** BEGIN Supplied entries **

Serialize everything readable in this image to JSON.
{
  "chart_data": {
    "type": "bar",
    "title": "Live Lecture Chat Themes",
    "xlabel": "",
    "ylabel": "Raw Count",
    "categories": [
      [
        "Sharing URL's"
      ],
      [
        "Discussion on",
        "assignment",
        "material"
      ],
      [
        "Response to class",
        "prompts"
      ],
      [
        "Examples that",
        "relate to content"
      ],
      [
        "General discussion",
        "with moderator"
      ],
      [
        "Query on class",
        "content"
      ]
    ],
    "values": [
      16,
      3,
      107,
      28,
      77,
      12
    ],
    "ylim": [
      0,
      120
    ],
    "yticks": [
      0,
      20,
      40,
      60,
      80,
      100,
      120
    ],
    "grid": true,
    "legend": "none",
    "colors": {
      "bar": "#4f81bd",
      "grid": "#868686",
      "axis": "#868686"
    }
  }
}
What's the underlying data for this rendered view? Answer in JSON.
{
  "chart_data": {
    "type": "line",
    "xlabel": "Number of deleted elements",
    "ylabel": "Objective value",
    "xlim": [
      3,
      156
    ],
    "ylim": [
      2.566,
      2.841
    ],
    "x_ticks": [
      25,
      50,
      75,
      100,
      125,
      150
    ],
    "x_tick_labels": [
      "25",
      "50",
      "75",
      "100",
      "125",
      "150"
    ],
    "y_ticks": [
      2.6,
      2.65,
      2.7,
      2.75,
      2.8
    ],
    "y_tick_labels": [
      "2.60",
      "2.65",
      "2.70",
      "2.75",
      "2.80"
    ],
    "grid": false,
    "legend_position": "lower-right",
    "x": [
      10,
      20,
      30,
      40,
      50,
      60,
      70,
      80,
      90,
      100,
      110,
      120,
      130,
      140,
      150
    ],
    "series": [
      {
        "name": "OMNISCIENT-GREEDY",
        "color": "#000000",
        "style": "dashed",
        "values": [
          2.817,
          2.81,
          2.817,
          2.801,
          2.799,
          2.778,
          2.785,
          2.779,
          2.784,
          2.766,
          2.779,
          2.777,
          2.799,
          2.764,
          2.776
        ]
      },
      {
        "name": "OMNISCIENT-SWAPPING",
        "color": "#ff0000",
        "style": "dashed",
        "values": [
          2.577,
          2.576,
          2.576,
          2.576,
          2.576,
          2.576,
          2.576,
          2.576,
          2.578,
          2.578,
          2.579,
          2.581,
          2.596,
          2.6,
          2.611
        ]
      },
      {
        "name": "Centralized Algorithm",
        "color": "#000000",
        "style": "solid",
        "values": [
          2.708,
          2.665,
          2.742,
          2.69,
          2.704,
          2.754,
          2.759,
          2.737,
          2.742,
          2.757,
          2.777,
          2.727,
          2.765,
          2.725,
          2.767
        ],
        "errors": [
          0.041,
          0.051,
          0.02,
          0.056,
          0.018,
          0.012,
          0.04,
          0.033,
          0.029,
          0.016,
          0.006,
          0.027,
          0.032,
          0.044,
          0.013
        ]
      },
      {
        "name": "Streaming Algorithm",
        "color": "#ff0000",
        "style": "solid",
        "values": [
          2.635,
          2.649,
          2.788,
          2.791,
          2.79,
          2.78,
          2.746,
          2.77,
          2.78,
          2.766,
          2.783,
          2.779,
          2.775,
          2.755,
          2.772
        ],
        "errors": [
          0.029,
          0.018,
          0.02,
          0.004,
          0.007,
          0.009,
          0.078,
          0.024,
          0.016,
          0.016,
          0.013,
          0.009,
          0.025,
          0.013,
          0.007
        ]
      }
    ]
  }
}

** END Supplied entries **
** BEGIN Supplied entries **

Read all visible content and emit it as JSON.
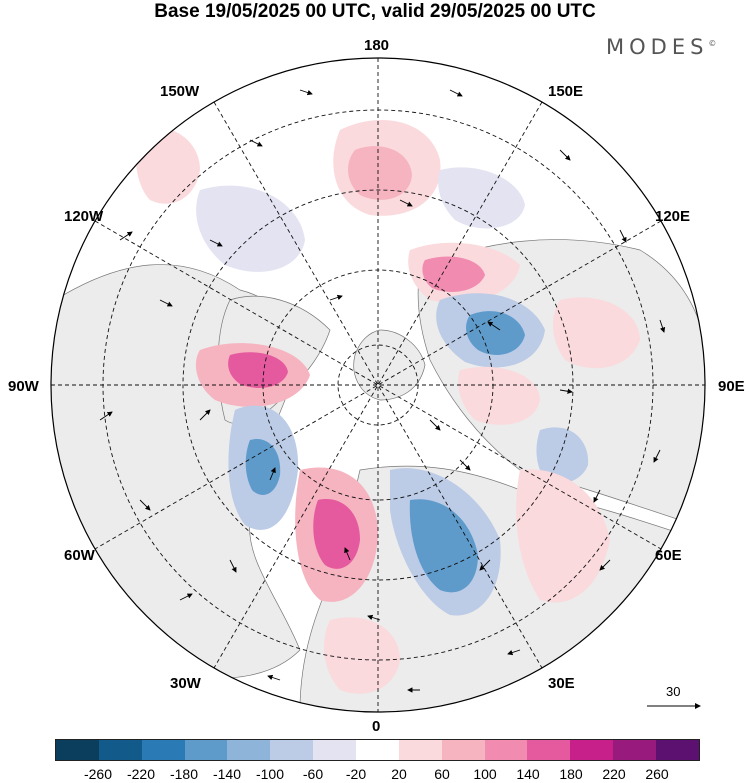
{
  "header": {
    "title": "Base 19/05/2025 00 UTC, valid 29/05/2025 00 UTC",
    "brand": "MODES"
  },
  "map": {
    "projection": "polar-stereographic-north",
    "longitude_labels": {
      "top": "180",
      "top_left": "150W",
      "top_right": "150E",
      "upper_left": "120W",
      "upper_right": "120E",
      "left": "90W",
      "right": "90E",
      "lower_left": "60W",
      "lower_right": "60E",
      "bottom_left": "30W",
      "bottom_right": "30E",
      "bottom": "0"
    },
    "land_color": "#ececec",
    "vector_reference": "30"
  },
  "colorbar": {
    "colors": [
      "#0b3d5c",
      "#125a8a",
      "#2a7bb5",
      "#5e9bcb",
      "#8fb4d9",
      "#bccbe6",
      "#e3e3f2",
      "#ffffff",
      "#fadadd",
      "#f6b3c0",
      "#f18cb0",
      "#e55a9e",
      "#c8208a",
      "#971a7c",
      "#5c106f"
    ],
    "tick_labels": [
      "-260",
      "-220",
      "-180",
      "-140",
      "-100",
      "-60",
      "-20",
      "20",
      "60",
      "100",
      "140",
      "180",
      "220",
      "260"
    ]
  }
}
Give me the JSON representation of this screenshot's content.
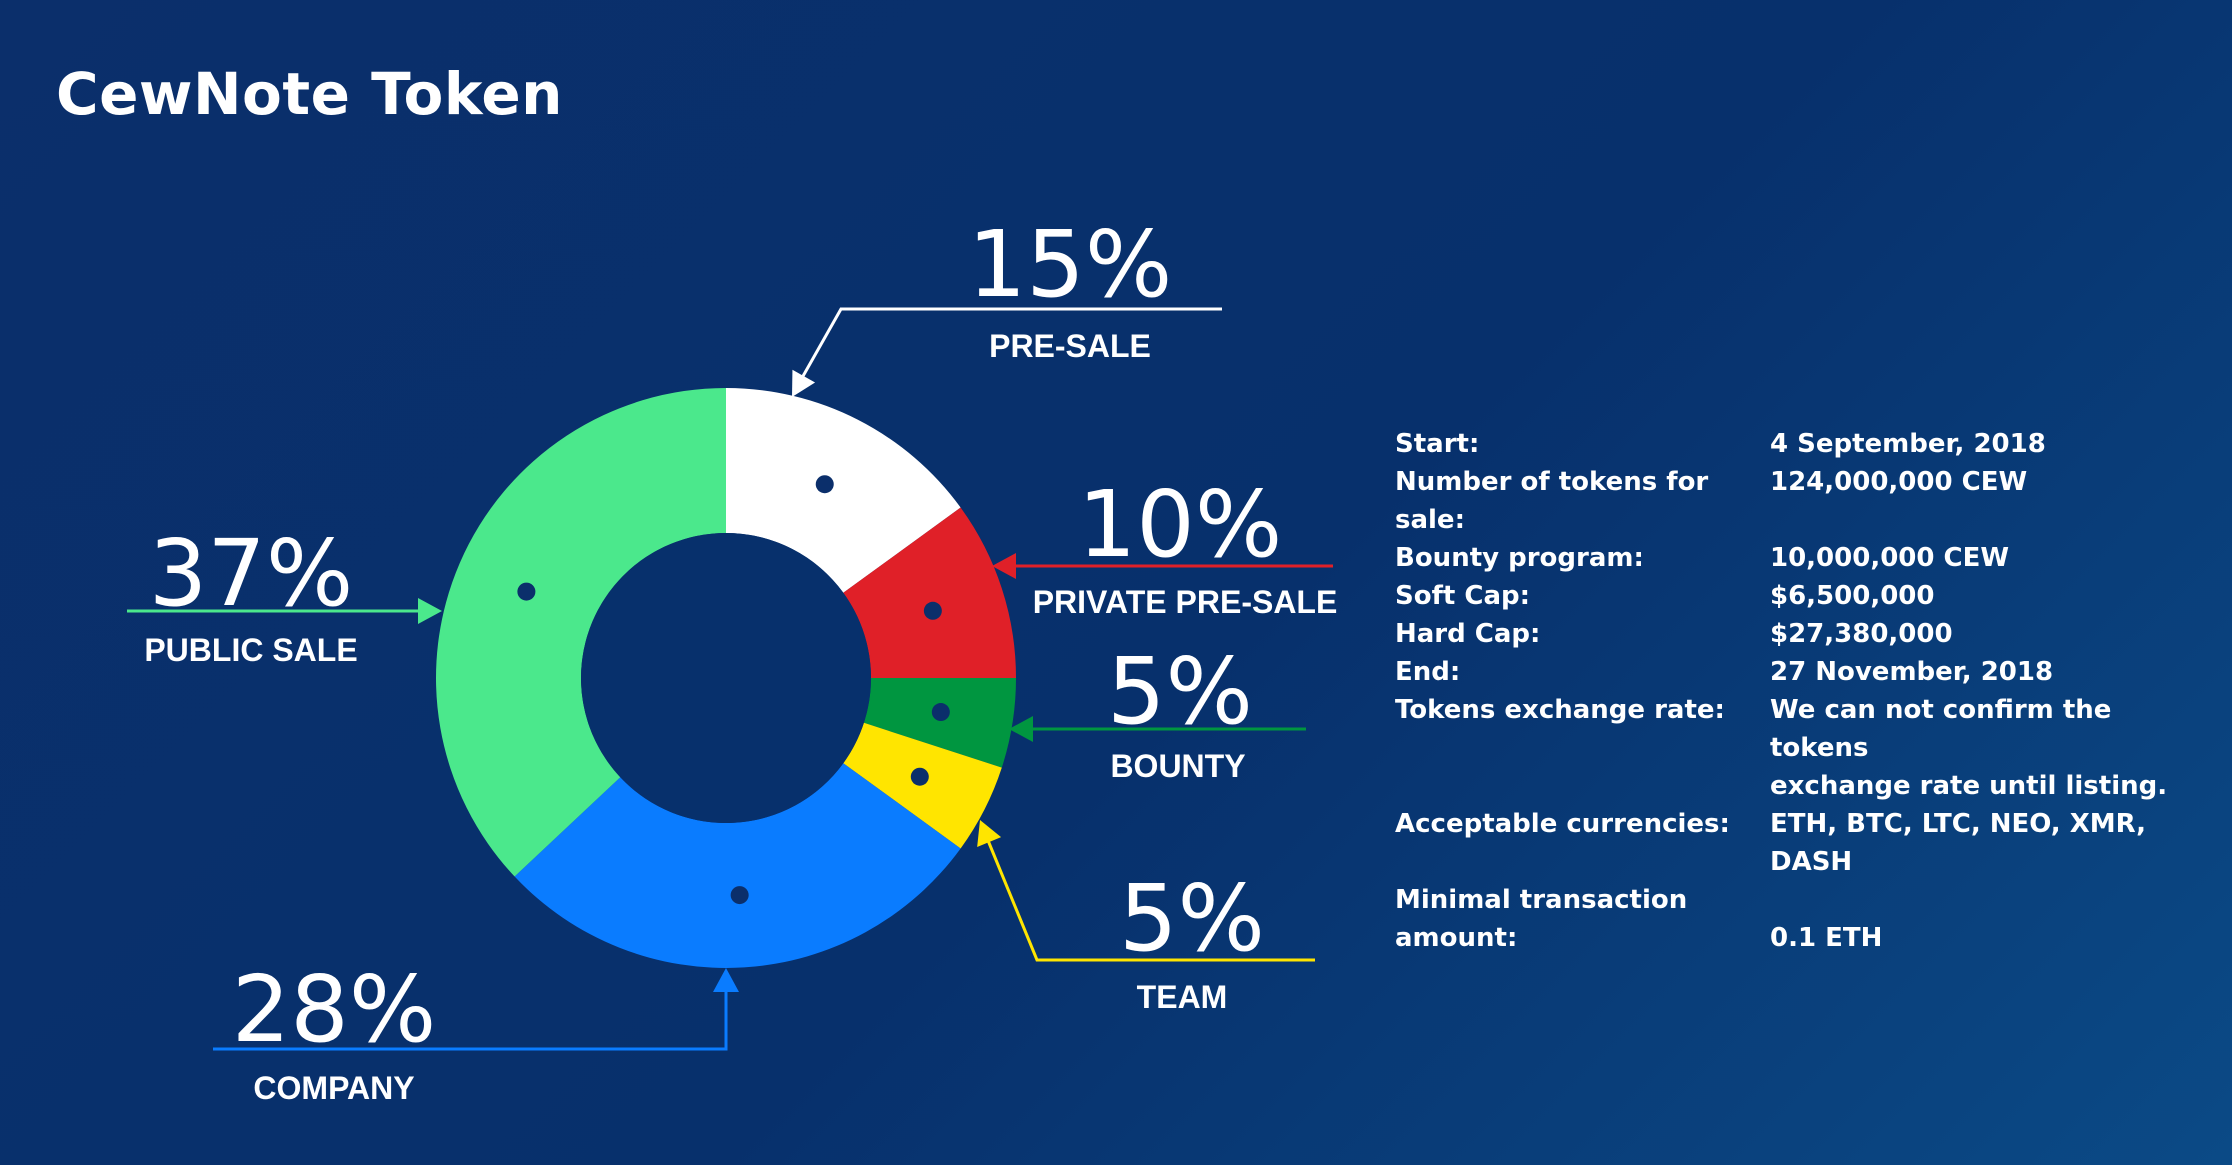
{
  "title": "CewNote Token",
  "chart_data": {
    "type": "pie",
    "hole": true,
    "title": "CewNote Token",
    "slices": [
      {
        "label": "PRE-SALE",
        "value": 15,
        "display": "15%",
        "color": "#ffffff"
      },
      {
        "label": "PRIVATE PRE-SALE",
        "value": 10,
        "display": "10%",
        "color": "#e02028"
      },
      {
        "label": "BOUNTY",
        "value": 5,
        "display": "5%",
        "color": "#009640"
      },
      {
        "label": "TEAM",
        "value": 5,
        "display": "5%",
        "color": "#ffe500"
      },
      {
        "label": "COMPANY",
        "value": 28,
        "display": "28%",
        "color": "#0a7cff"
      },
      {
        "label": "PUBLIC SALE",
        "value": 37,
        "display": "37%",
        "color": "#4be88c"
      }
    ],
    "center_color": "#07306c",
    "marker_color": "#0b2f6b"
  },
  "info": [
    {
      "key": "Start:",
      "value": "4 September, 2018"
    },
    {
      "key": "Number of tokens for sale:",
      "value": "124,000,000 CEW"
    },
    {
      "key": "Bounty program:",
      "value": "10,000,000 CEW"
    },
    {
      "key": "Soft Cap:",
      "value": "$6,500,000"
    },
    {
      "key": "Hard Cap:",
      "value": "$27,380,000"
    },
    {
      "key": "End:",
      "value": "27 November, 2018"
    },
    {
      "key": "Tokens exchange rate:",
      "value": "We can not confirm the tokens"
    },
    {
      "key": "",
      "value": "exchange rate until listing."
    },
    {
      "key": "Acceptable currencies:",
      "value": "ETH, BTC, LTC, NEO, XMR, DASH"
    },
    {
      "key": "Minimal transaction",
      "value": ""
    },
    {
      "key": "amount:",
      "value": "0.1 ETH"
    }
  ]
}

** END Supplied entries **
** BEGIN Supplied entries **

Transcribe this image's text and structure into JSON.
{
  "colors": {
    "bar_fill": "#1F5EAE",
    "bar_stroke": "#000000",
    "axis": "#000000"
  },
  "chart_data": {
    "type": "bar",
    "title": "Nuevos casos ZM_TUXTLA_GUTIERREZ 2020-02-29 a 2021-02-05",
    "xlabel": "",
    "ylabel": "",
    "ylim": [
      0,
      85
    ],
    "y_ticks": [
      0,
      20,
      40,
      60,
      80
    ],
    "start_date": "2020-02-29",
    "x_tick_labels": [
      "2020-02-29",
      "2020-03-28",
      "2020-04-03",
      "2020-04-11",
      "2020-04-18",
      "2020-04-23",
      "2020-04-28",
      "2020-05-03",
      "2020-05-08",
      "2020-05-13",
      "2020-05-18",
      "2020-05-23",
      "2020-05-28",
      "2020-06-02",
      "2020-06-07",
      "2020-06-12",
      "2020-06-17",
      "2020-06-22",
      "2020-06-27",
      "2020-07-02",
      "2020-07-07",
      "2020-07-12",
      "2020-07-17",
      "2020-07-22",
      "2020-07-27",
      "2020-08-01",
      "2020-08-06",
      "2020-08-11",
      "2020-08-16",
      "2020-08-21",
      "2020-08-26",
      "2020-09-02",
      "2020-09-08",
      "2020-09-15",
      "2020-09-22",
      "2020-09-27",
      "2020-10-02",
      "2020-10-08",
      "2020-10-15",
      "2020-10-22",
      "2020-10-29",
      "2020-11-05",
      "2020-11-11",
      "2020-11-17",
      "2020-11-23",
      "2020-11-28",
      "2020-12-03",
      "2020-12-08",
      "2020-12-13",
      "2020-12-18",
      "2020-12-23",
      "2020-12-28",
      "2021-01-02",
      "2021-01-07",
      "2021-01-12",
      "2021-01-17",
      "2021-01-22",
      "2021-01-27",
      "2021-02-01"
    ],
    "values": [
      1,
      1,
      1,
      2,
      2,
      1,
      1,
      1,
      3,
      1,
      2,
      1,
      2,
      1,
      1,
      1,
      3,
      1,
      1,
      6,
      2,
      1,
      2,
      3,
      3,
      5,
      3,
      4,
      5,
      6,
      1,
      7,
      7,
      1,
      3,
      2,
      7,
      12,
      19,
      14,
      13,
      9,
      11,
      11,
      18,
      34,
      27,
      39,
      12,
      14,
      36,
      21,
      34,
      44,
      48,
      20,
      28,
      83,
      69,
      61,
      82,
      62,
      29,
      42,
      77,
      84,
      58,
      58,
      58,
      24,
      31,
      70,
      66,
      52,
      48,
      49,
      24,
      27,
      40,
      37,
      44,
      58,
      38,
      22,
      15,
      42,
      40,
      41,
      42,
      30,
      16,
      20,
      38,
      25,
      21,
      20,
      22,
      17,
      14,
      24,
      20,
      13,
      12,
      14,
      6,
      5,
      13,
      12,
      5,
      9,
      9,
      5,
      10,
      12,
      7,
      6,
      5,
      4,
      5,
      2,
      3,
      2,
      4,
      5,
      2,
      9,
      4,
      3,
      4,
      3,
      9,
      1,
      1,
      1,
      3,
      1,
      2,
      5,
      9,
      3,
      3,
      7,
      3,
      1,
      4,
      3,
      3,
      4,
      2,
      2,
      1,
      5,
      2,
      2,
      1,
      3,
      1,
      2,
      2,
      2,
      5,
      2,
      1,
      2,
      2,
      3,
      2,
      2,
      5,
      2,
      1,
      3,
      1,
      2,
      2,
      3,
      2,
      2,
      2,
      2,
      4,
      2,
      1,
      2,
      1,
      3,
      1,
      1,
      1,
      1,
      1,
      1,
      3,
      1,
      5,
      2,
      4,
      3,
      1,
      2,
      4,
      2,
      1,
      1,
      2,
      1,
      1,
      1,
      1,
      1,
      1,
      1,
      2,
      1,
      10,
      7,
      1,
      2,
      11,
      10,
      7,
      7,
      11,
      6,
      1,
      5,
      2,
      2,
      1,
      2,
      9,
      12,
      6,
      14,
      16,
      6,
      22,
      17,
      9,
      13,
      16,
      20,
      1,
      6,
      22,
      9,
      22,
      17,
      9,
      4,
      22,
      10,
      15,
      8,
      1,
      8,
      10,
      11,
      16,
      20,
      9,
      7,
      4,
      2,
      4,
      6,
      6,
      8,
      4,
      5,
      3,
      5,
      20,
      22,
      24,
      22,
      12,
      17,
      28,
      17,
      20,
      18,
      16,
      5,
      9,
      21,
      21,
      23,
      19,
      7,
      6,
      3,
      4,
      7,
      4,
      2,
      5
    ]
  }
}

** END Supplied entries **

> _Your objective_
Say how many lines in the records contain the string "Algorithm", and say nothing else.

> _Result below_
2